• _What to produce_:
Copy each line of the entries beneath that contains the word "Science".

• _Entries provided_:
▼
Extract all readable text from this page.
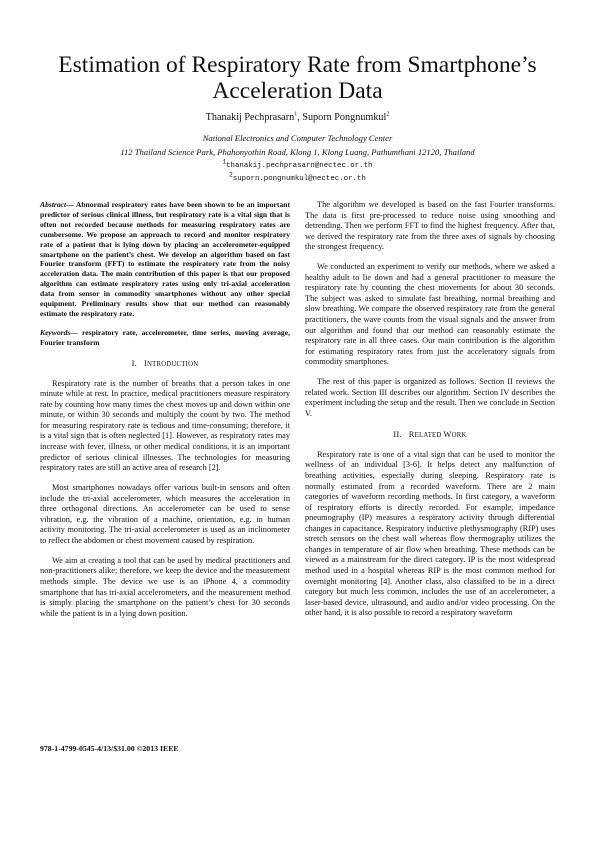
Estimation of Respiratory Rate from Smartphone’s Acceleration Data
Thanakij Pechprasarn$^1$, Suporn Pongnumkul$^2$
National Electronics and Computer Technology Center
112 Thailand Science Park, Phahonyothin Road, Klong 1, Klong Luang, Pathumthani 12120, Thailand
$^1$thanakij.pechprasarn@nectec.or.th
$^2$suporn.pongnumkul@nectec.or.th

Abstract— Abnormal respiratory rates have been shown to be an important predictor of serious clinical illness, but respiratory rate is a vital sign that is often not recorded because methods for measuring respiratory rates are cumbersome. We propose an approach to record and monitor respiratory rate of a patient that is lying down by placing an accelerometer-equipped smartphone on the patient’s chest. We develop an algorithm based on fast Fourier transform (FFT) to estimate the respiratory rate from the noisy acceleration data. The main contribution of this paper is that our proposed algorithm can estimate respiratory rates using only tri-axial acceleration data from sensor in commodity smartphones without any other special equipment. Preliminary results show that our method can reasonably estimate the respiratory rate.

Keywords— respiratory rate, accelerometer, time series, moving average, Fourier transform

I. INTRODUCTION

Respiratory rate is the number of breaths that a person takes in one minute while at rest. In practice, medical practitioners measure respiratory rate by counting how many times the chest moves up and down within one minute, or within 30 seconds and multiply the count by two. The method for measuring respiratory rate is tedious and time-consuming; therefore, it is a vital sign that is often neglected [1]. However, as respiratory rates may increase with fever, illness, or other medical conditions, it is an important predictor of serious clinical illnesses. The technologies for measuring respiratory rates are still an active area of research [2].

Most smartphones nowadays offer various built-in sensors and often include the tri-axial accelerometer, which measures the acceleration in three orthogonal directions. An accelerometer can be used to sense vibration, e.g. the vibration of a machine, orientation, e.g. in human activity monitoring. The tri-axial accelerometer is used as an inclinometer to reflect the abdomen or chest movement caused by respiration.

We aim at creating a tool that can be used by medical practitioners and non-practitioners alike; therefore, we keep the device and the measurement methods simple. The device we use is an iPhone 4, a commodity smartphone that has tri-axial accelerometers, and the measurement method is simply placing the smartphone on the patient’s chest for 30 seconds while the patient is in a lying down position.

The algorithm we developed is based on the fast Fourier transforms. The data is first pre-processed to reduce noise using smoothing and detrending. Then we perform FFT to find the highest frequency. After that, we derived the respiratory rate from the three axes of signals by choosing the strongest frequency.

We conducted an experiment to verify our methods, where we asked a healthy adult to lie down and had a general practitioner to measure the respiratory rate by counting the chest movements for about 30 seconds. The subject was asked to simulate fast breathing, normal breathing and slow breathing. We compare the observed respiratory rate from the general practitioners, the wave counts from the visual signals and the answer from our algorithm and found that our method can reasonably estimate the respiratory rate in all three cases. Our main contribution is the algorithm for estimating respiratory rates from just the acceleratory signals from commodity smartphones.

The rest of this paper is organized as follows. Section II reviews the related work. Section III describes our algorithm. Section IV describes the experiment including the setup and the result. Then we conclude in Section V.

II. RELATED WORK

Respiratory rate is one of a vital sign that can be used to monitor the wellness of an individual [3-6]. It helps detect any malfunction of breathing activities, especially during sleeping. Respiratory rate is normally estimated from a recorded waveform. There are 2 main categories of waveform recording methods. In first category, a waveform of respiratory efforts is directly recorded. For example, impedance pneumography (IP) measures a respiratory activity through differential changes in capacitance. Respiratory inductive plethysmography (RIP) uses stretch sensors on the chest wall whereas flow thermography utilizes the changes in temperature of air flow when breathing. These methods can be viewed as a mainstream for the direct category. IP is the most widespread method used in a hospital whereas RIP is the most common method for overnight monitoring [4]. Another class, also classified to be in a direct category but much less common, includes the use of an accelerometer, a laser-based device, ultrasound, and audio and/or video processing. On the other hand, it is also possible to record a respiratory waveform

978-1-4799-0545-4/13/$31.00 ©2013 IEEE
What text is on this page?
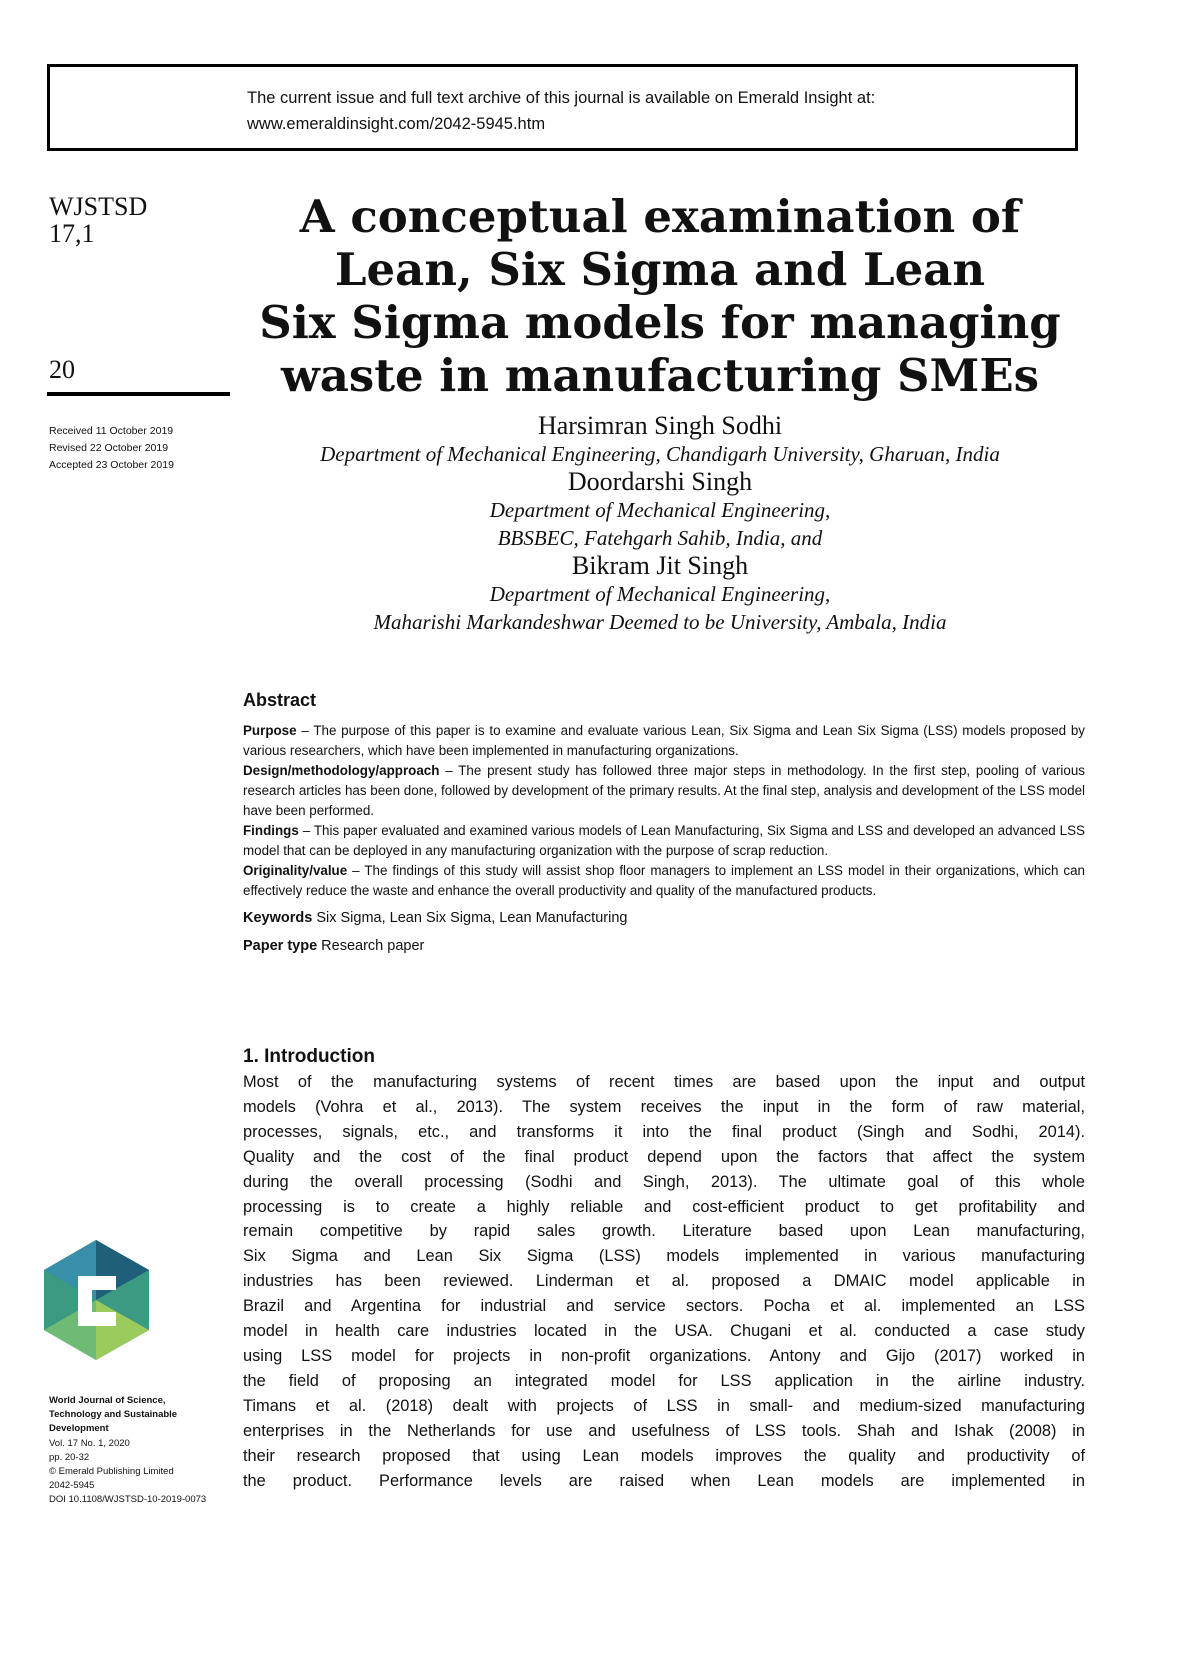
The current issue and full text archive of this journal is available on Emerald Insight at:
www.emeraldinsight.com/2042-5945.htm
WJSTSD
17,1
20
Received 11 October 2019
Revised 22 October 2019
Accepted 23 October 2019
World Journal of Science,
Technology and Sustainable
Development
Vol. 17 No. 1, 2020
pp. 20-32
© Emerald Publishing Limited
2042-5945
DOI 10.1108/WJSTSD-10-2019-0073
A conceptual examination of
Lean, Six Sigma and Lean
Six Sigma models for managing
waste in manufacturing SMEs
Harsimran Singh Sodhi
Department of Mechanical Engineering, Chandigarh University, Gharuan, India
Doordarshi Singh
Department of Mechanical Engineering,
BBSBEC, Fatehgarh Sahib, India, and
Bikram Jit Singh
Department of Mechanical Engineering,
Maharishi Markandeshwar Deemed to be University, Ambala, India
Abstract
Purpose – The purpose of this paper is to examine and evaluate various Lean, Six Sigma and Lean Six Sigma (LSS) models proposed by various researchers, which have been implemented in manufacturing organizations.
Design/methodology/approach – The present study has followed three major steps in methodology. In the first step, pooling of various research articles has been done, followed by development of the primary results. At the final step, analysis and development of the LSS model have been performed.
Findings – This paper evaluated and examined various models of Lean Manufacturing, Six Sigma and LSS and developed an advanced LSS model that can be deployed in any manufacturing organization with the purpose of scrap reduction.
Originality/value – The findings of this study will assist shop floor managers to implement an LSS model in their organizations, which can effectively reduce the waste and enhance the overall productivity and quality of the manufactured products.
Keywords Six Sigma, Lean Six Sigma, Lean Manufacturing
Paper type Research paper
1. Introduction
Most of the manufacturing systems of recent times are based upon the input and output
models (Vohra et al., 2013). The system receives the input in the form of raw material,
processes, signals, etc., and transforms it into the final product (Singh and Sodhi, 2014).
Quality and the cost of the final product depend upon the factors that affect the system
during the overall processing (Sodhi and Singh, 2013). The ultimate goal of this whole
processing is to create a highly reliable and cost-efficient product to get profitability and
remain competitive by rapid sales growth. Literature based upon Lean manufacturing,
Six Sigma and Lean Six Sigma (LSS) models implemented in various manufacturing
industries has been reviewed. Linderman et al. proposed a DMAIC model applicable in
Brazil and Argentina for industrial and service sectors. Pocha et al. implemented an LSS
model in health care industries located in the USA. Chugani et al. conducted a case study
using LSS model for projects in non-profit organizations. Antony and Gijo (2017) worked in
the field of proposing an integrated model for LSS application in the airline industry.
Timans et al. (2018) dealt with projects of LSS in small- and medium-sized manufacturing
enterprises in the Netherlands for use and usefulness of LSS tools. Shah and Ishak (2008) in
their research proposed that using Lean models improves the quality and productivity of
the product. Performance levels are raised when Lean models are implemented in
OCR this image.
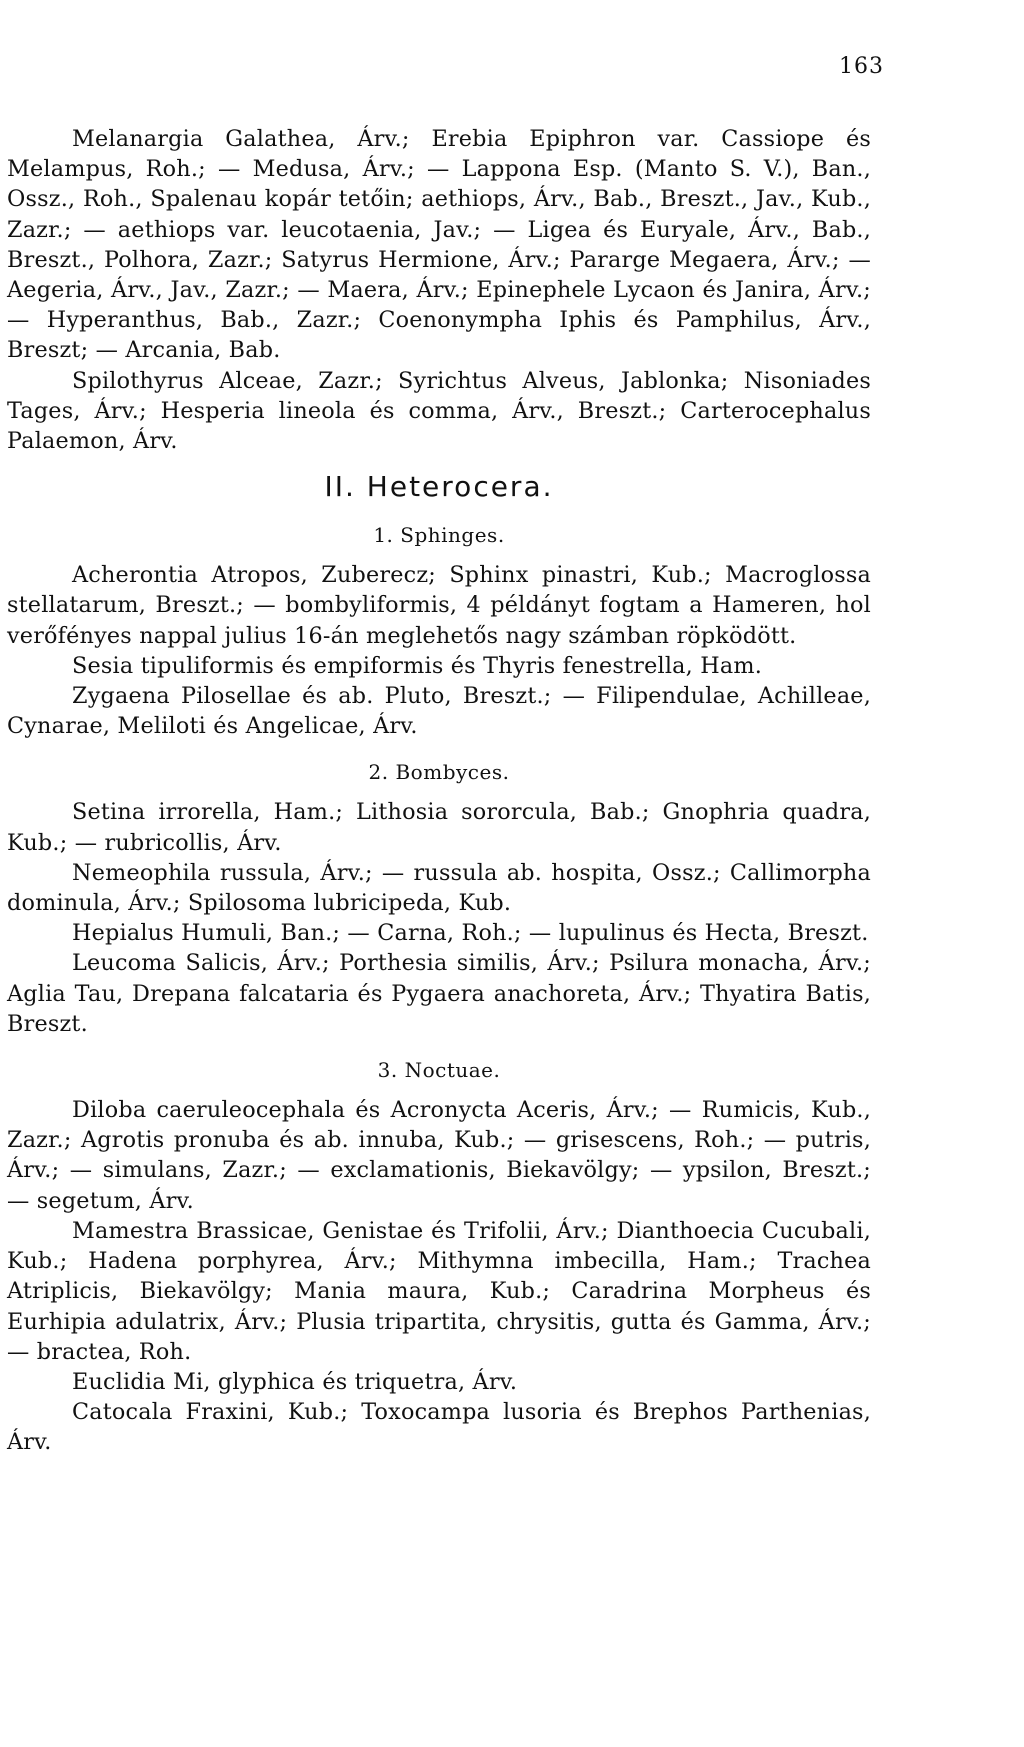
163

Melanargia Galathea, Árv.; Erebia Epiphron var. Cassiope és Melampus, Roh.; — Medusa, Árv.; — Lappona Esp. (Manto S. V.), Ban., Ossz., Roh., Spalenau kopár tetőin; aethiops, Árv., Bab., Breszt., Jav., Kub., Zazr.; — aethiops var. leucotaenia, Jav.; — Ligea és Euryale, Árv., Bab., Breszt., Polhora, Zazr.; Satyrus Hermione, Árv.; Pararge Megaera, Árv.; — Aegeria, Árv., Jav., Zazr.; — Maera, Árv.; Epinephele Lycaon és Janira, Árv.; — Hyperanthus, Bab., Zazr.; Coenonympha Iphis és Pamphilus, Árv., Breszt; — Arcania, Bab.

Spilothyrus Alceae, Zazr.; Syrichtus Alveus, Jablonka; Nisoniades Tages, Árv.; Hesperia lineola és comma, Árv., Breszt.; Carterocephalus Palaemon, Árv.

II. Heterocera.
1. Sphinges.

Acherontia Atropos, Zuberecz; Sphinx pinastri, Kub.; Macroglossa stellatarum, Breszt.; — bombyliformis, 4 példányt fogtam a Hameren, hol verőfényes nappal julius 16-án meglehetős nagy számban röpködött.

Sesia tipuliformis és empiformis és Thyris fenestrella, Ham.

Zygaena Pilosellae és ab. Pluto, Breszt.; — Filipendulae, Achilleae, Cynarae, Meliloti és Angelicae, Árv.

2. Bombyces.

Setina irrorella, Ham.; Lithosia sororcula, Bab.; Gnophria quadra, Kub.; — rubricollis, Árv.

Nemeophila russula, Árv.; — russula ab. hospita, Ossz.; Callimorpha dominula, Árv.; Spilosoma lubricipeda, Kub.

Hepialus Humuli, Ban.; — Carna, Roh.; — lupulinus és Hecta, Breszt.

Leucoma Salicis, Árv.; Porthesia similis, Árv.; Psilura monacha, Árv.; Aglia Tau, Drepana falcataria és Pygaera anachoreta, Árv.; Thyatira Batis, Breszt.

3. Noctuae.

Diloba caeruleocephala és Acronycta Aceris, Árv.; — Rumicis, Kub., Zazr.; Agrotis pronuba és ab. innuba, Kub.; — grisescens, Roh.; — putris, Árv.; — simulans, Zazr.; — exclamationis, Biekavölgy; — ypsilon, Breszt.; — segetum, Árv.

Mamestra Brassicae, Genistae és Trifolii, Árv.; Dianthoecia Cucubali, Kub.; Hadena porphyrea, Árv.; Mithymna imbecilla, Ham.; Trachea Atriplicis, Biekavölgy; Mania maura, Kub.; Caradrina Morpheus és Eurhipia adulatrix, Árv.; Plusia tripartita, chrysitis, gutta és Gamma, Árv.; — bractea, Roh.

Euclidia Mi, glyphica és triquetra, Árv.

Catocala Fraxini, Kub.; Toxocampa lusoria és Brephos Parthenias, Árv.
▲
• _Response to this task_:
112 Thailand Science Park, Phahonyothin Road, Klong 1, Klong Luang, Pathumthani 12120, Thailand
World Journal of Science,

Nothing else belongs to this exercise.